* **Records provided**:

● ● ● ● ●

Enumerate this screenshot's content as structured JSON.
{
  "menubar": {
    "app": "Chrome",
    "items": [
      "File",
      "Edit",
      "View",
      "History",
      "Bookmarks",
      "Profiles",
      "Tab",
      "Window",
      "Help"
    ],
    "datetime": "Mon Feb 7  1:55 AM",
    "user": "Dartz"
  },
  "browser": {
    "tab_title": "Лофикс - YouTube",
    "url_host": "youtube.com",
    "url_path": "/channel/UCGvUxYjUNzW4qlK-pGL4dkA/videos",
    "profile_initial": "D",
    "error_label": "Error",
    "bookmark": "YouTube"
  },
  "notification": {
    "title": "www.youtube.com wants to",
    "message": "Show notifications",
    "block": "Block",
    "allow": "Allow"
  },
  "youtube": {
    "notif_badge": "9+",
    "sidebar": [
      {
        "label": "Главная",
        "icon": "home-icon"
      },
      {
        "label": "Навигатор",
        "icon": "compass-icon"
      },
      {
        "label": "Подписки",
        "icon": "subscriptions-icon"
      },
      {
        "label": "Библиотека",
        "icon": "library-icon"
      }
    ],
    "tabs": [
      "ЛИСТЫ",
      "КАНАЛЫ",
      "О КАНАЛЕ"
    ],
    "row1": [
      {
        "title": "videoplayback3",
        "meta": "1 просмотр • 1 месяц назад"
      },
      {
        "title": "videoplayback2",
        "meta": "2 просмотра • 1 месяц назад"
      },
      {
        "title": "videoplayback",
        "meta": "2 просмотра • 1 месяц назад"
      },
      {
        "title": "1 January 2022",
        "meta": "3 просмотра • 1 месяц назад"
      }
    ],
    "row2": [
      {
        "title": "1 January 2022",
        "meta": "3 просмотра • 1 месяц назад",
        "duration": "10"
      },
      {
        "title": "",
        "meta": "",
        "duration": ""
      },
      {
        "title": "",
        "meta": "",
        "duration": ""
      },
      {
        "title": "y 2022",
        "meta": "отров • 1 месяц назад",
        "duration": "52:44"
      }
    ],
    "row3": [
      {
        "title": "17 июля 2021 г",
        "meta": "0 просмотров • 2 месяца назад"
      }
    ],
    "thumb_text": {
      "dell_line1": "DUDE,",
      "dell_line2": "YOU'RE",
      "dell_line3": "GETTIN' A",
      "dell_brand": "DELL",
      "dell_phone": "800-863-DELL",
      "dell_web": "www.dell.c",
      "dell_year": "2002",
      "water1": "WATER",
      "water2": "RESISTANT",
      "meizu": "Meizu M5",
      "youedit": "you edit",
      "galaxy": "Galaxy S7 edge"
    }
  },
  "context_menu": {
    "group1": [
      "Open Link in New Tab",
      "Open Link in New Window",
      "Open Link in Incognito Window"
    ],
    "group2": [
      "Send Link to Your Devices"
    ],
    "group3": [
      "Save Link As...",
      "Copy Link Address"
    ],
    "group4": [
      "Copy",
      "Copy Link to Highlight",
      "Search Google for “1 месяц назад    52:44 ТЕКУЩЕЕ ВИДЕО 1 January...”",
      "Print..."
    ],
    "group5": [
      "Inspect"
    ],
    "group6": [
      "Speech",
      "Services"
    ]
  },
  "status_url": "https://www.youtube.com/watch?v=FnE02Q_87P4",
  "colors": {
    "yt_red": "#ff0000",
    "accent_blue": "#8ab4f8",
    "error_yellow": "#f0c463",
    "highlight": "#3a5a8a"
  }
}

● ● ● ● ●

* **Exercise**:
Print the material verbatim, all of it.

* **Result**:
Enumerate this screenshot's content as structured JSON.
{
  "menubar": {
    "app": "Chrome",
    "items": [
      "File",
      "Edit",
      "View",
      "History",
      "Bookmarks",
      "Profiles",
      "Tab",
      "Window",
      "Help"
    ],
    "datetime": "Mon Feb 7  1:55 AM",
    "user": "Dartz"
  },
  "browser": {
    "tab_title": "Лофикс - YouTube",
    "url_host": "youtube.com",
    "url_path": "/channel/UCGvUxYjUNzW4qlK-pGL4dkA/videos",
    "profile_initial": "D",
    "error_label": "Error",
    "bookmark": "YouTube"
  },
  "notification": {
    "title": "www.youtube.com wants to",
    "message": "Show notifications",
    "block": "Block",
    "allow": "Allow"
  },
  "youtube": {
    "notif_badge": "9+",
    "sidebar": [
      {
        "label": "Главная",
        "icon": "home-icon"
      },
      {
        "label": "Навигатор",
        "icon": "compass-icon"
      },
      {
        "label": "Подписки",
        "icon": "subscriptions-icon"
      },
      {
        "label": "Библиотека",
        "icon": "library-icon"
      }
    ],
    "tabs": [
      "ЛИСТЫ",
      "КАНАЛЫ",
      "О КАНАЛЕ"
    ],
    "row1": [
      {
        "title": "videoplayback3",
        "meta": "1 просмотр • 1 месяц назад"
      },
      {
        "title": "videoplayback2",
        "meta": "2 просмотра • 1 месяц назад"
      },
      {
        "title": "videoplayback",
        "meta": "2 просмотра • 1 месяц назад"
      },
      {
        "title": "1 January 2022",
        "meta": "3 просмотра • 1 месяц назад"
      }
    ],
    "row2": [
      {
        "title": "1 January 2022",
        "meta": "3 просмотра • 1 месяц назад",
        "duration": "10"
      },
      {
        "title": "",
        "meta": "",
        "duration": ""
      },
      {
        "title": "",
        "meta": "",
        "duration": ""
      },
      {
        "title": "y 2022",
        "meta": "отров • 1 месяц назад",
        "duration": "52:44"
      }
    ],
    "row3": [
      {
        "title": "17 июля 2021 г",
        "meta": "0 просмотров • 2 месяца назад"
      }
    ],
    "thumb_text": {
      "dell_line1": "DUDE,",
      "dell_line2": "YOU'RE",
      "dell_line3": "GETTIN' A",
      "dell_brand": "DELL",
      "dell_phone": "800-863-DELL",
      "dell_web": "www.dell.c",
      "dell_year": "2002",
      "water1": "WATER",
      "water2": "RESISTANT",
      "meizu": "Meizu M5",
      "youedit": "you edit",
      "galaxy": "Galaxy S7 edge"
    }
  },
  "context_menu": {
    "group1": [
      "Open Link in New Tab",
      "Open Link in New Window",
      "Open Link in Incognito Window"
    ],
    "group2": [
      "Send Link to Your Devices"
    ],
    "group3": [
      "Save Link As...",
      "Copy Link Address"
    ],
    "group4": [
      "Copy",
      "Copy Link to Highlight",
      "Search Google for “1 месяц назад    52:44 ТЕКУЩЕЕ ВИДЕО 1 January...”",
      "Print..."
    ],
    "group5": [
      "Inspect"
    ],
    "group6": [
      "Speech",
      "Services"
    ]
  },
  "status_url": "https://www.youtube.com/watch?v=FnE02Q_87P4",
  "colors": {
    "yt_red": "#ff0000",
    "accent_blue": "#8ab4f8",
    "error_yellow": "#f0c463",
    "highlight": "#3a5a8a"
  }
}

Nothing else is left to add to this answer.